> **Set exercise**
Using the listing below, copy every line that mentions "кислота".

>> START

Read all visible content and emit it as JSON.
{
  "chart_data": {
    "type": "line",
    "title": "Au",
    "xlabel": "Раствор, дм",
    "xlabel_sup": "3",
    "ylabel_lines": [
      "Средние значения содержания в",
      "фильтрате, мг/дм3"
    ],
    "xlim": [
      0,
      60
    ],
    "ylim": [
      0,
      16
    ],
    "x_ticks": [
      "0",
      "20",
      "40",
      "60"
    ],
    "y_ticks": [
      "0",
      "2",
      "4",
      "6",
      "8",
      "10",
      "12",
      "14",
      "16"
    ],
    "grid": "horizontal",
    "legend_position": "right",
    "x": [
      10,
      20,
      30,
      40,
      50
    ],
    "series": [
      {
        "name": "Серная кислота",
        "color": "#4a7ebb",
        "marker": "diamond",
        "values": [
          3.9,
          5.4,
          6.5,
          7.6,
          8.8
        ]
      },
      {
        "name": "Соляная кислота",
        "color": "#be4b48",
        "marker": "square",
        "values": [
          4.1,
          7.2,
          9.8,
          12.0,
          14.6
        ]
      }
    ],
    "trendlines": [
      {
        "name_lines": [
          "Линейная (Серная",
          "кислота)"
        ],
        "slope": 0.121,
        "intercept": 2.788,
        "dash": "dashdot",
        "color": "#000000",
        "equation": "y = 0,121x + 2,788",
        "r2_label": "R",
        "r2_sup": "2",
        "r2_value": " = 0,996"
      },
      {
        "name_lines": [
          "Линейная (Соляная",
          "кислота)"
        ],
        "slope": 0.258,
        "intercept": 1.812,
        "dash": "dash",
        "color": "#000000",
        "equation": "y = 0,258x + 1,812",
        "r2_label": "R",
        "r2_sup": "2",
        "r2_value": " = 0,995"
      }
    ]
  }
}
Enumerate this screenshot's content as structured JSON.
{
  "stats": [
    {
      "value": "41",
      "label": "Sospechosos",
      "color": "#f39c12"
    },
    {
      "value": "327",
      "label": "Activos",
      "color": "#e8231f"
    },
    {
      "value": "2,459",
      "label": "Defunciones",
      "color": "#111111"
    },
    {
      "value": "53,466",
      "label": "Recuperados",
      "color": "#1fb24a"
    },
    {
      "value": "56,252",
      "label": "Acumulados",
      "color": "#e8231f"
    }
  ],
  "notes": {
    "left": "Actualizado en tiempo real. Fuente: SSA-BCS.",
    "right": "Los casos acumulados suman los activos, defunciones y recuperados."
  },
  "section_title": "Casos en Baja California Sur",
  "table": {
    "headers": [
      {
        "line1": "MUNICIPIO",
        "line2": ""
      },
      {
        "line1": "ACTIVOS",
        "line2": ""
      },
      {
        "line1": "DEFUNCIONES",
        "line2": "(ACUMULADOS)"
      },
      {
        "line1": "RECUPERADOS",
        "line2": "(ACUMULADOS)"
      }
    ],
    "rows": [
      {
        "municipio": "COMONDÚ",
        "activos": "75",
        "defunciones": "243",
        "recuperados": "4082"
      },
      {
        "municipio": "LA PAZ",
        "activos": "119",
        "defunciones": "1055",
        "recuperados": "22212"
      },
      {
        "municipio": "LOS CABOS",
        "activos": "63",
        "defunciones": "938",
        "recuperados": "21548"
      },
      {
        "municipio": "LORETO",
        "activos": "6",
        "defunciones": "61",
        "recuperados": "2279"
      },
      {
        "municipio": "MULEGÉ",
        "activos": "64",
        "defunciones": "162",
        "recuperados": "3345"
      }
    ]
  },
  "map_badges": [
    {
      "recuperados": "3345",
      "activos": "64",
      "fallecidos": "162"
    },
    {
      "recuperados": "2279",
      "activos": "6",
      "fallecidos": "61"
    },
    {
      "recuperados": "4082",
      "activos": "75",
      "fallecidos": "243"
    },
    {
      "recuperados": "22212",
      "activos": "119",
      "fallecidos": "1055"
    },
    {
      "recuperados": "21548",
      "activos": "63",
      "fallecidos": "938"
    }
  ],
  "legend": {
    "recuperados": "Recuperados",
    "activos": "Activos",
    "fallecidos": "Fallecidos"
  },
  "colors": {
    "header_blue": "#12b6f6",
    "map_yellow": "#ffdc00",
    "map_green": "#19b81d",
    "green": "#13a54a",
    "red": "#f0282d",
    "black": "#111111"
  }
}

>> END

> **Task response**
        "name": "Серная кислота",
        "name": "Соляная кислота",
          "кислота)"
          "кислота)"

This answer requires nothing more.